Your instructions: All material below is to be reproduced exactly.

— Start Data for this exercise —

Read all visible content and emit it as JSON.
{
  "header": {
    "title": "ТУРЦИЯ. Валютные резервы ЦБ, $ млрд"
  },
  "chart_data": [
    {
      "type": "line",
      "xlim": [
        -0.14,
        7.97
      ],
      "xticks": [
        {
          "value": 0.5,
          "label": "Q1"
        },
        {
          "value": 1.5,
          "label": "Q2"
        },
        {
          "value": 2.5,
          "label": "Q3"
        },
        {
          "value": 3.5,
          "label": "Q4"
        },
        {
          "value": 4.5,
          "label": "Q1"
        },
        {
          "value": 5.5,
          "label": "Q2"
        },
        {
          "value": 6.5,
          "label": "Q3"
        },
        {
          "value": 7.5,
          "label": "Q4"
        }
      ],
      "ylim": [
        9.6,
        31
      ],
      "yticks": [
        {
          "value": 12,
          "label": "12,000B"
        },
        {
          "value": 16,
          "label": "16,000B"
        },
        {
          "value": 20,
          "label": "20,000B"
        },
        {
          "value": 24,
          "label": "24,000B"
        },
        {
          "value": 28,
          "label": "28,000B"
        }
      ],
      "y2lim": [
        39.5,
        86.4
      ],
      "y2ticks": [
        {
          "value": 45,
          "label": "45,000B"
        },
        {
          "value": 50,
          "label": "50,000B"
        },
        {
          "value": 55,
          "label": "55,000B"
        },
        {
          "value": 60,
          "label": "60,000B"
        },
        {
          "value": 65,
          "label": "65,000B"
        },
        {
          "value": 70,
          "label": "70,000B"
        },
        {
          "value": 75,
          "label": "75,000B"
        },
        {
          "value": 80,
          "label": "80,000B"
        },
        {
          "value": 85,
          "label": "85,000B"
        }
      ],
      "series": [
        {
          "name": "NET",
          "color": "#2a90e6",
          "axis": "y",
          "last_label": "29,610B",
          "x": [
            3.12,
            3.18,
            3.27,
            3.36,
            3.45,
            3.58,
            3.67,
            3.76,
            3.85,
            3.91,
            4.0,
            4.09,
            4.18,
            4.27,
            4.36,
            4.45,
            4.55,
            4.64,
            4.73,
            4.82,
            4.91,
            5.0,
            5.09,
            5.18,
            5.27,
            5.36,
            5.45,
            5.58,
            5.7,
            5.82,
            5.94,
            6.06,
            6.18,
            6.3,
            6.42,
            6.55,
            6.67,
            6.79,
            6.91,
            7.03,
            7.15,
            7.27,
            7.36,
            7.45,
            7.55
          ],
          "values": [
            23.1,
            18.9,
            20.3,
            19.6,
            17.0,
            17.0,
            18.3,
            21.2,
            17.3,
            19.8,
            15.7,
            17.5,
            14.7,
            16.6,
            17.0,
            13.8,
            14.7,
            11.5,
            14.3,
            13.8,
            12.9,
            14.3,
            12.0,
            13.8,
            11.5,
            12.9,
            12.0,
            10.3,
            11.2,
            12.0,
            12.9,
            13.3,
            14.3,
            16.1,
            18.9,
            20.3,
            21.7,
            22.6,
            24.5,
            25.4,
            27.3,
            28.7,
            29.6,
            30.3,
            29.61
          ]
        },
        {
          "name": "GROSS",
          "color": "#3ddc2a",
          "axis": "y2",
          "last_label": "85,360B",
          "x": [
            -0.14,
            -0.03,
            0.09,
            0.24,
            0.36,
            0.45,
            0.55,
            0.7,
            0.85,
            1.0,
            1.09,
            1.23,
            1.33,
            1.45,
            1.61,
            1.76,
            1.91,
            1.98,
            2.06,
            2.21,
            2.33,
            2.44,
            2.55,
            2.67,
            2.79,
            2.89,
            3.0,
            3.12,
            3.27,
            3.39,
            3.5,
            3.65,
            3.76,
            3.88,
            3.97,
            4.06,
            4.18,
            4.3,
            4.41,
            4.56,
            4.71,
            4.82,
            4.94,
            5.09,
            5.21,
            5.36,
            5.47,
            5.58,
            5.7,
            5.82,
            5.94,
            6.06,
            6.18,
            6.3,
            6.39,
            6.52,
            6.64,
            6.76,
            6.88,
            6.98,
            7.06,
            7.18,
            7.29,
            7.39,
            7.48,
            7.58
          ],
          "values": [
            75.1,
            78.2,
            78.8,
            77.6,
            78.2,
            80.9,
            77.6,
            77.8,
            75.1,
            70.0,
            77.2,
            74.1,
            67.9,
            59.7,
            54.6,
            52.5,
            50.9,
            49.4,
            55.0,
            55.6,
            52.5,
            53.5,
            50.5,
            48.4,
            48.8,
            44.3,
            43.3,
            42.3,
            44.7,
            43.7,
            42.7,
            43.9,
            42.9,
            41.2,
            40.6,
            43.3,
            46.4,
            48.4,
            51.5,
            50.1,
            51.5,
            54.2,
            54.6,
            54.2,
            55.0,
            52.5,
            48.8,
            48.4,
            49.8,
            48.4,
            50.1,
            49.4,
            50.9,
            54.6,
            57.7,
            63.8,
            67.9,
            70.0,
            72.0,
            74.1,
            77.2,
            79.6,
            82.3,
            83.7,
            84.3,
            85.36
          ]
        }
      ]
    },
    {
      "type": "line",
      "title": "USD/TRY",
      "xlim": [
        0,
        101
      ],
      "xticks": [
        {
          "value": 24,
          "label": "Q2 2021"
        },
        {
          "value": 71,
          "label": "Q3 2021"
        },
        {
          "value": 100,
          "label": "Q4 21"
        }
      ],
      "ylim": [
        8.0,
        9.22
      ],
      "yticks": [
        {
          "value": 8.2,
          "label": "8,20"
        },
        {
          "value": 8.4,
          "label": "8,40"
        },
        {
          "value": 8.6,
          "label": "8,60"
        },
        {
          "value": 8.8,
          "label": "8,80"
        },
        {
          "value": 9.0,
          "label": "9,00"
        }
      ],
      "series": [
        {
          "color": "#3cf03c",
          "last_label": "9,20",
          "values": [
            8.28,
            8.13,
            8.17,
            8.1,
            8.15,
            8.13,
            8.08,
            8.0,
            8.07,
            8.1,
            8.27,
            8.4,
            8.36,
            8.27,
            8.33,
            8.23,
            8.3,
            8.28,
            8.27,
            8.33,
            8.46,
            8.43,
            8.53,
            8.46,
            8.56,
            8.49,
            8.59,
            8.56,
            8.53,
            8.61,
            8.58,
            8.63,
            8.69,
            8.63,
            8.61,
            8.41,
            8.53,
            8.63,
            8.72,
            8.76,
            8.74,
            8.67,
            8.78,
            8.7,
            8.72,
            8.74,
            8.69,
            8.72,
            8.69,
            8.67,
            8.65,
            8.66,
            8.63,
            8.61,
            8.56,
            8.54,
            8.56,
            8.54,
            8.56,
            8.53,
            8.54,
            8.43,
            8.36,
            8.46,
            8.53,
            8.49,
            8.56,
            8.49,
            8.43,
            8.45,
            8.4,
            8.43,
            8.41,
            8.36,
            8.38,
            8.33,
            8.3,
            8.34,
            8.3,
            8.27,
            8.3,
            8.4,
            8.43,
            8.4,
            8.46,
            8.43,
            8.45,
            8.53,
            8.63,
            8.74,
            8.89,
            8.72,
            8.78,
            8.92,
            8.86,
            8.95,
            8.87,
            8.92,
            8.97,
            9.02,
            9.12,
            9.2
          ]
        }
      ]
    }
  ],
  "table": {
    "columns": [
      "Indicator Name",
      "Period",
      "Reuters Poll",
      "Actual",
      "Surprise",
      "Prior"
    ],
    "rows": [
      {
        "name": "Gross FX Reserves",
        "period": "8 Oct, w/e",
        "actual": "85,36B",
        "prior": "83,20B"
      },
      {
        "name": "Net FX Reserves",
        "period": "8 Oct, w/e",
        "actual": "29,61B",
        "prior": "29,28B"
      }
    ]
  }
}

— End Data for this exercise —

Exercise response:
Read all visible content and emit it as JSON.
{
  "header": {
    "title": "ТУРЦИЯ. Валютные резервы ЦБ, $ млрд"
  },
  "chart_data": [
    {
      "type": "line",
      "xlim": [
        -0.14,
        7.97
      ],
      "xticks": [
        {
          "value": 0.5,
          "label": "Q1"
        },
        {
          "value": 1.5,
          "label": "Q2"
        },
        {
          "value": 2.5,
          "label": "Q3"
        },
        {
          "value": 3.5,
          "label": "Q4"
        },
        {
          "value": 4.5,
          "label": "Q1"
        },
        {
          "value": 5.5,
          "label": "Q2"
        },
        {
          "value": 6.5,
          "label": "Q3"
        },
        {
          "value": 7.5,
          "label": "Q4"
        }
      ],
      "ylim": [
        9.6,
        31
      ],
      "yticks": [
        {
          "value": 12,
          "label": "12,000B"
        },
        {
          "value": 16,
          "label": "16,000B"
        },
        {
          "value": 20,
          "label": "20,000B"
        },
        {
          "value": 24,
          "label": "24,000B"
        },
        {
          "value": 28,
          "label": "28,000B"
        }
      ],
      "y2lim": [
        39.5,
        86.4
      ],
      "y2ticks": [
        {
          "value": 45,
          "label": "45,000B"
        },
        {
          "value": 50,
          "label": "50,000B"
        },
        {
          "value": 55,
          "label": "55,000B"
        },
        {
          "value": 60,
          "label": "60,000B"
        },
        {
          "value": 65,
          "label": "65,000B"
        },
        {
          "value": 70,
          "label": "70,000B"
        },
        {
          "value": 75,
          "label": "75,000B"
        },
        {
          "value": 80,
          "label": "80,000B"
        },
        {
          "value": 85,
          "label": "85,000B"
        }
      ],
      "series": [
        {
          "name": "NET",
          "color": "#2a90e6",
          "axis": "y",
          "last_label": "29,610B",
          "x": [
            3.12,
            3.18,
            3.27,
            3.36,
            3.45,
            3.58,
            3.67,
            3.76,
            3.85,
            3.91,
            4.0,
            4.09,
            4.18,
            4.27,
            4.36,
            4.45,
            4.55,
            4.64,
            4.73,
            4.82,
            4.91,
            5.0,
            5.09,
            5.18,
            5.27,
            5.36,
            5.45,
            5.58,
            5.7,
            5.82,
            5.94,
            6.06,
            6.18,
            6.3,
            6.42,
            6.55,
            6.67,
            6.79,
            6.91,
            7.03,
            7.15,
            7.27,
            7.36,
            7.45,
            7.55
          ],
          "values": [
            23.1,
            18.9,
            20.3,
            19.6,
            17.0,
            17.0,
            18.3,
            21.2,
            17.3,
            19.8,
            15.7,
            17.5,
            14.7,
            16.6,
            17.0,
            13.8,
            14.7,
            11.5,
            14.3,
            13.8,
            12.9,
            14.3,
            12.0,
            13.8,
            11.5,
            12.9,
            12.0,
            10.3,
            11.2,
            12.0,
            12.9,
            13.3,
            14.3,
            16.1,
            18.9,
            20.3,
            21.7,
            22.6,
            24.5,
            25.4,
            27.3,
            28.7,
            29.6,
            30.3,
            29.61
          ]
        },
        {
          "name": "GROSS",
          "color": "#3ddc2a",
          "axis": "y2",
          "last_label": "85,360B",
          "x": [
            -0.14,
            -0.03,
            0.09,
            0.24,
            0.36,
            0.45,
            0.55,
            0.7,
            0.85,
            1.0,
            1.09,
            1.23,
            1.33,
            1.45,
            1.61,
            1.76,
            1.91,
            1.98,
            2.06,
            2.21,
            2.33,
            2.44,
            2.55,
            2.67,
            2.79,
            2.89,
            3.0,
            3.12,
            3.27,
            3.39,
            3.5,
            3.65,
            3.76,
            3.88,
            3.97,
            4.06,
            4.18,
            4.3,
            4.41,
            4.56,
            4.71,
            4.82,
            4.94,
            5.09,
            5.21,
            5.36,
            5.47,
            5.58,
            5.7,
            5.82,
            5.94,
            6.06,
            6.18,
            6.3,
            6.39,
            6.52,
            6.64,
            6.76,
            6.88,
            6.98,
            7.06,
            7.18,
            7.29,
            7.39,
            7.48,
            7.58
          ],
          "values": [
            75.1,
            78.2,
            78.8,
            77.6,
            78.2,
            80.9,
            77.6,
            77.8,
            75.1,
            70.0,
            77.2,
            74.1,
            67.9,
            59.7,
            54.6,
            52.5,
            50.9,
            49.4,
            55.0,
            55.6,
            52.5,
            53.5,
            50.5,
            48.4,
            48.8,
            44.3,
            43.3,
            42.3,
            44.7,
            43.7,
            42.7,
            43.9,
            42.9,
            41.2,
            40.6,
            43.3,
            46.4,
            48.4,
            51.5,
            50.1,
            51.5,
            54.2,
            54.6,
            54.2,
            55.0,
            52.5,
            48.8,
            48.4,
            49.8,
            48.4,
            50.1,
            49.4,
            50.9,
            54.6,
            57.7,
            63.8,
            67.9,
            70.0,
            72.0,
            74.1,
            77.2,
            79.6,
            82.3,
            83.7,
            84.3,
            85.36
          ]
        }
      ]
    },
    {
      "type": "line",
      "title": "USD/TRY",
      "xlim": [
        0,
        101
      ],
      "xticks": [
        {
          "value": 24,
          "label": "Q2 2021"
        },
        {
          "value": 71,
          "label": "Q3 2021"
        },
        {
          "value": 100,
          "label": "Q4 21"
        }
      ],
      "ylim": [
        8.0,
        9.22
      ],
      "yticks": [
        {
          "value": 8.2,
          "label": "8,20"
        },
        {
          "value": 8.4,
          "label": "8,40"
        },
        {
          "value": 8.6,
          "label": "8,60"
        },
        {
          "value": 8.8,
          "label": "8,80"
        },
        {
          "value": 9.0,
          "label": "9,00"
        }
      ],
      "series": [
        {
          "color": "#3cf03c",
          "last_label": "9,20",
          "values": [
            8.28,
            8.13,
            8.17,
            8.1,
            8.15,
            8.13,
            8.08,
            8.0,
            8.07,
            8.1,
            8.27,
            8.4,
            8.36,
            8.27,
            8.33,
            8.23,
            8.3,
            8.28,
            8.27,
            8.33,
            8.46,
            8.43,
            8.53,
            8.46,
            8.56,
            8.49,
            8.59,
            8.56,
            8.53,
            8.61,
            8.58,
            8.63,
            8.69,
            8.63,
            8.61,
            8.41,
            8.53,
            8.63,
            8.72,
            8.76,
            8.74,
            8.67,
            8.78,
            8.7,
            8.72,
            8.74,
            8.69,
            8.72,
            8.69,
            8.67,
            8.65,
            8.66,
            8.63,
            8.61,
            8.56,
            8.54,
            8.56,
            8.54,
            8.56,
            8.53,
            8.54,
            8.43,
            8.36,
            8.46,
            8.53,
            8.49,
            8.56,
            8.49,
            8.43,
            8.45,
            8.4,
            8.43,
            8.41,
            8.36,
            8.38,
            8.33,
            8.3,
            8.34,
            8.3,
            8.27,
            8.3,
            8.4,
            8.43,
            8.4,
            8.46,
            8.43,
            8.45,
            8.53,
            8.63,
            8.74,
            8.89,
            8.72,
            8.78,
            8.92,
            8.86,
            8.95,
            8.87,
            8.92,
            8.97,
            9.02,
            9.12,
            9.2
          ]
        }
      ]
    }
  ],
  "table": {
    "columns": [
      "Indicator Name",
      "Period",
      "Reuters Poll",
      "Actual",
      "Surprise",
      "Prior"
    ],
    "rows": [
      {
        "name": "Gross FX Reserves",
        "period": "8 Oct, w/e",
        "actual": "85,36B",
        "prior": "83,20B"
      },
      {
        "name": "Net FX Reserves",
        "period": "8 Oct, w/e",
        "actual": "29,61B",
        "prior": "29,28B"
      }
    ]
  }
}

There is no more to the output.